> _Vorliegender Text_:
Dankeschön, ich werds gleich mal ausprobieren.
Ich hatte früher mal etwas JSF benutzt, aber es hat mir dann nicht so zugesagt. Hatte in Verbindung mit Spring einige Probleme.
Du würdest es aber auf jeden Fall empfehlen?
Da muss ich ja dann auch ein faces servlet auf alle resourcen mappen, oder nicht?

Was die Datenbank betrifft verwende ich eh schon Hibernate.
Soll ich mich da eher an JPA halten, oder würdest du ohne Bedenken Hibernatespezifisches nutzen. (Im Bezug das später mal zu wechseln)

Und schließlich: Funktioniert "user.getId" auch in Verbindung mit SpringSecurity und welche imports brauche ich da.

LG


----------



## F.S.WhiTeY (15. Jun 2011)

Hibernate 3.X kann JPA bzw. ist JPA-Verifiziert. Ist also nix groß anderes und kann weiterhin verwendet werden. 

JSF 2.0 braucht keinen großen Aufwand und muss nicht gemappt werden. Dafür gibt es Annotationen und das Servelt geht automatisch. Ist bei JSP btw. nicht viel anders.

Annotationen der Layoutelemente:
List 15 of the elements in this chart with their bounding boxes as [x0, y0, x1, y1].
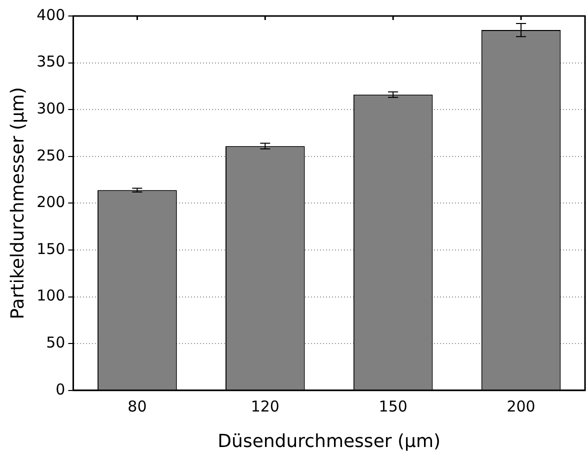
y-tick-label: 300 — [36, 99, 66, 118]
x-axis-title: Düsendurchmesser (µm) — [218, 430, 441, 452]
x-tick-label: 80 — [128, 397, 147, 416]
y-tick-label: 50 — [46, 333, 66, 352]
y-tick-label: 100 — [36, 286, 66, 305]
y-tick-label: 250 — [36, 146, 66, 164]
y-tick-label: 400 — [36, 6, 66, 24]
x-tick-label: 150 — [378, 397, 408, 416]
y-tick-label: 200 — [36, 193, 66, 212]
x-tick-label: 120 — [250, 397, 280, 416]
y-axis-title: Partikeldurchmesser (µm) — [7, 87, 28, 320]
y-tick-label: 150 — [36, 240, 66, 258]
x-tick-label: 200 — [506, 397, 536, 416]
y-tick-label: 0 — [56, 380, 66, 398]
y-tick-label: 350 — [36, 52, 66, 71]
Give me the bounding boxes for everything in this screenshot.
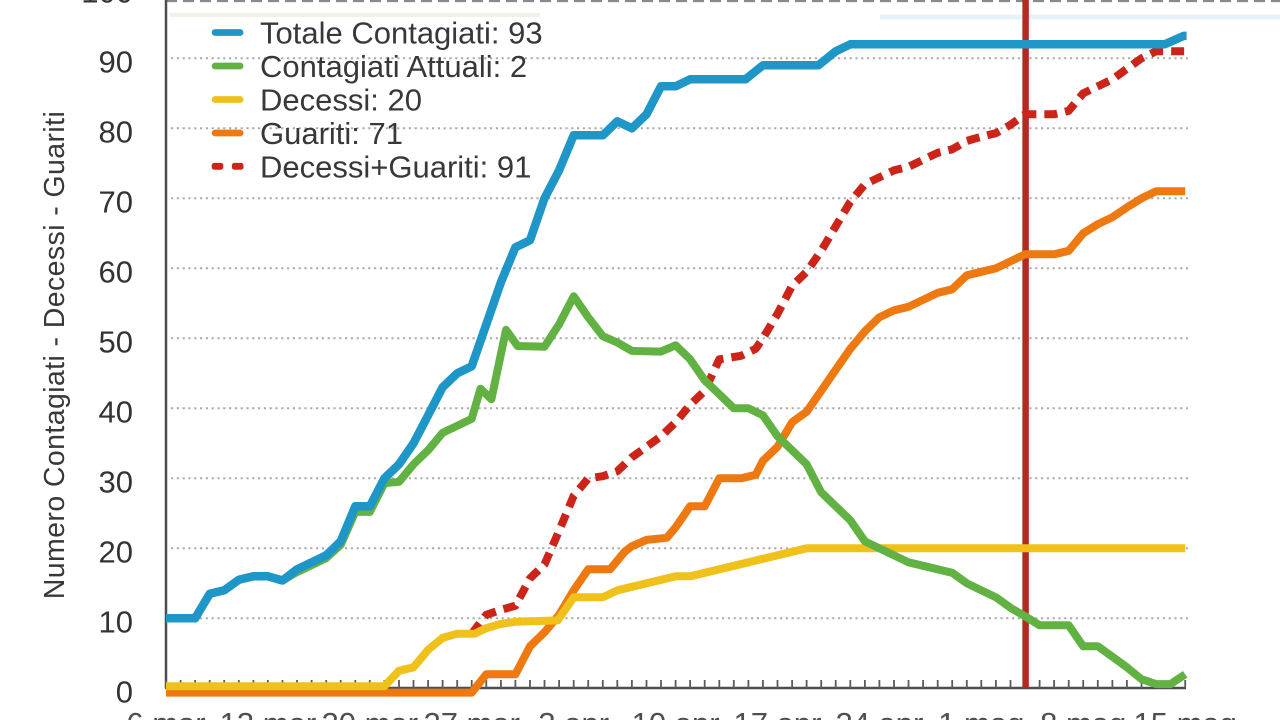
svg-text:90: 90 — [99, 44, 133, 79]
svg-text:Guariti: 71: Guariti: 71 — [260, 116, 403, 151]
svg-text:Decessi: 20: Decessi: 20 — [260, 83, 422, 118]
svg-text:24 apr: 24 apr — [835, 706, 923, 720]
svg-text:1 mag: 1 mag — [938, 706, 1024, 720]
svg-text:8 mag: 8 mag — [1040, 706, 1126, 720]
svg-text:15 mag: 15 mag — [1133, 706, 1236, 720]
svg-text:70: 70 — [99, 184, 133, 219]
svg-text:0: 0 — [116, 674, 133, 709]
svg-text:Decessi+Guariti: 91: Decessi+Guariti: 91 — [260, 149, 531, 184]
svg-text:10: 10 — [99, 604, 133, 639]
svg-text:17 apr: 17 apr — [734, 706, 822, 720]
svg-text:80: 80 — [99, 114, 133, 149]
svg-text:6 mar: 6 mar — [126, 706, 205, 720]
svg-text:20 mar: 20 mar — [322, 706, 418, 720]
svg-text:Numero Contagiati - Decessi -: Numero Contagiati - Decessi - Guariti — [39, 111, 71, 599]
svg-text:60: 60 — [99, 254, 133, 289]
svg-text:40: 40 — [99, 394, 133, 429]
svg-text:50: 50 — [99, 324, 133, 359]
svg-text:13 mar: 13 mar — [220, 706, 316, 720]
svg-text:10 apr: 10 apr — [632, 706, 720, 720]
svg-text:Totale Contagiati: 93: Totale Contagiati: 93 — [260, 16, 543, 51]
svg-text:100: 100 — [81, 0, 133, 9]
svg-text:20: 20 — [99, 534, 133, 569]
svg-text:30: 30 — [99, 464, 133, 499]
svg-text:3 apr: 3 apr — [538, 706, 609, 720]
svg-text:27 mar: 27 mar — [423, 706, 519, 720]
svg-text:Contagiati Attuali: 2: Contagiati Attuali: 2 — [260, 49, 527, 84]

> _Aufgaben_:
• 1. Übertragen Sie aus dem Forenthread über JSF und Hibernate alles von „Was die Datenbank“ bis hinunter zu „(15. Jun 2011)“ wortgetreu.
• 2. Geben Sie an, in wie vielen Zeilen der Einträge die Zeichenfolge „Decessi“ vorkommt, wobei Groß- und Kleinschreibung zu beachten ist. Nennen Sie nur die Zahl.

> _Lösungen_:
• 1.
Was die Datenbank betrifft verwende ich eh schon Hibernate.
Soll ich mich da eher an JPA halten, oder würdest du ohne Bedenken Hibernatespezifisches nutzen. (Im Bezug das später mal zu wechseln)

Und schließlich: Funktioniert "user.getId" auch in Verbindung mit SpringSecurity und welche imports brauche ich da.

LG


----------



## F.S.WhiTeY (15. Jun 2011)

• 2. 3